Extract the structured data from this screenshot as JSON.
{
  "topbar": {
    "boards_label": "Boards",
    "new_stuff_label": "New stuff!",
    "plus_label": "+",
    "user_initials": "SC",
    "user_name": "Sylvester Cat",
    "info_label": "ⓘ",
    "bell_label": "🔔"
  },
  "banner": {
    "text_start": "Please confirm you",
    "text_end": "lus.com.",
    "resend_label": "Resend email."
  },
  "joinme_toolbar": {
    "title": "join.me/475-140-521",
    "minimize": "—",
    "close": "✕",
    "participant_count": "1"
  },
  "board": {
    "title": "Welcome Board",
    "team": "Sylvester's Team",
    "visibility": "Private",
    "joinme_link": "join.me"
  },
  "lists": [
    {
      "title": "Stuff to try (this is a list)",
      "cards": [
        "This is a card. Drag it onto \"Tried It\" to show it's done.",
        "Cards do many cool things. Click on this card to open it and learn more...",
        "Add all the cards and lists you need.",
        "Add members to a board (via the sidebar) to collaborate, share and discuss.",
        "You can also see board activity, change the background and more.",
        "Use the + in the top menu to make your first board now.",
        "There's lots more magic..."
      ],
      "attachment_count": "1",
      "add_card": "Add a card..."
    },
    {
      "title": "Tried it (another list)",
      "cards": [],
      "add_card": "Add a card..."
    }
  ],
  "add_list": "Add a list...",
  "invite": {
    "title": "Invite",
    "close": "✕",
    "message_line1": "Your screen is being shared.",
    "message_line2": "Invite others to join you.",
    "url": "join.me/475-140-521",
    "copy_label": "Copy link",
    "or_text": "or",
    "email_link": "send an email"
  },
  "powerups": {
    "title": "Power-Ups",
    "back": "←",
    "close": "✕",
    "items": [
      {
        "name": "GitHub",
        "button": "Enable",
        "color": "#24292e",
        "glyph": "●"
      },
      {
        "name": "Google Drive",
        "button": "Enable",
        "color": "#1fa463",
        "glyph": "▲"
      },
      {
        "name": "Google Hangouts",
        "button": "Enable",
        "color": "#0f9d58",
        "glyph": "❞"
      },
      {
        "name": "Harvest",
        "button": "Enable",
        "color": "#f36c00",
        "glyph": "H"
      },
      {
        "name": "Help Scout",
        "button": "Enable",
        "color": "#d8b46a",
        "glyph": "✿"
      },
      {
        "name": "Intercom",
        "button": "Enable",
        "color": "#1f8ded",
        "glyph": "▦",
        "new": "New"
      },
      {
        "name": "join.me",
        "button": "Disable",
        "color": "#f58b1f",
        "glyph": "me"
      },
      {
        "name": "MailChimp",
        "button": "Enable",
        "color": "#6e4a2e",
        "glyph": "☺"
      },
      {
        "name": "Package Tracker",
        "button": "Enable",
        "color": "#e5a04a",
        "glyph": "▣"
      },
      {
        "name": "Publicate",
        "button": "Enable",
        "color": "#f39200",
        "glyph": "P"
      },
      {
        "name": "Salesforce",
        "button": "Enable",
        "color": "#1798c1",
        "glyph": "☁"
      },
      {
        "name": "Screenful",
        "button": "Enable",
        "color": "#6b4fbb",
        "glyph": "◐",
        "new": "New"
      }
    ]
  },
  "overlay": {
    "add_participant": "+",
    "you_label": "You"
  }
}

## Problem requirements
Repeat the material above exactly.

## Task result
Extract the structured data from this screenshot as JSON.
{
  "topbar": {
    "boards_label": "Boards",
    "new_stuff_label": "New stuff!",
    "plus_label": "+",
    "user_initials": "SC",
    "user_name": "Sylvester Cat",
    "info_label": "ⓘ",
    "bell_label": "🔔"
  },
  "banner": {
    "text_start": "Please confirm you",
    "text_end": "lus.com.",
    "resend_label": "Resend email."
  },
  "joinme_toolbar": {
    "title": "join.me/475-140-521",
    "minimize": "—",
    "close": "✕",
    "participant_count": "1"
  },
  "board": {
    "title": "Welcome Board",
    "team": "Sylvester's Team",
    "visibility": "Private",
    "joinme_link": "join.me"
  },
  "lists": [
    {
      "title": "Stuff to try (this is a list)",
      "cards": [
        "This is a card. Drag it onto \"Tried It\" to show it's done.",
        "Cards do many cool things. Click on this card to open it and learn more...",
        "Add all the cards and lists you need.",
        "Add members to a board (via the sidebar) to collaborate, share and discuss.",
        "You can also see board activity, change the background and more.",
        "Use the + in the top menu to make your first board now.",
        "There's lots more magic..."
      ],
      "attachment_count": "1",
      "add_card": "Add a card..."
    },
    {
      "title": "Tried it (another list)",
      "cards": [],
      "add_card": "Add a card..."
    }
  ],
  "add_list": "Add a list...",
  "invite": {
    "title": "Invite",
    "close": "✕",
    "message_line1": "Your screen is being shared.",
    "message_line2": "Invite others to join you.",
    "url": "join.me/475-140-521",
    "copy_label": "Copy link",
    "or_text": "or",
    "email_link": "send an email"
  },
  "powerups": {
    "title": "Power-Ups",
    "back": "←",
    "close": "✕",
    "items": [
      {
        "name": "GitHub",
        "button": "Enable",
        "color": "#24292e",
        "glyph": "●"
      },
      {
        "name": "Google Drive",
        "button": "Enable",
        "color": "#1fa463",
        "glyph": "▲"
      },
      {
        "name": "Google Hangouts",
        "button": "Enable",
        "color": "#0f9d58",
        "glyph": "❞"
      },
      {
        "name": "Harvest",
        "button": "Enable",
        "color": "#f36c00",
        "glyph": "H"
      },
      {
        "name": "Help Scout",
        "button": "Enable",
        "color": "#d8b46a",
        "glyph": "✿"
      },
      {
        "name": "Intercom",
        "button": "Enable",
        "color": "#1f8ded",
        "glyph": "▦",
        "new": "New"
      },
      {
        "name": "join.me",
        "button": "Disable",
        "color": "#f58b1f",
        "glyph": "me"
      },
      {
        "name": "MailChimp",
        "button": "Enable",
        "color": "#6e4a2e",
        "glyph": "☺"
      },
      {
        "name": "Package Tracker",
        "button": "Enable",
        "color": "#e5a04a",
        "glyph": "▣"
      },
      {
        "name": "Publicate",
        "button": "Enable",
        "color": "#f39200",
        "glyph": "P"
      },
      {
        "name": "Salesforce",
        "button": "Enable",
        "color": "#1798c1",
        "glyph": "☁"
      },
      {
        "name": "Screenful",
        "button": "Enable",
        "color": "#6b4fbb",
        "glyph": "◐",
        "new": "New"
      }
    ]
  },
  "overlay": {
    "add_participant": "+",
    "you_label": "You"
  }
}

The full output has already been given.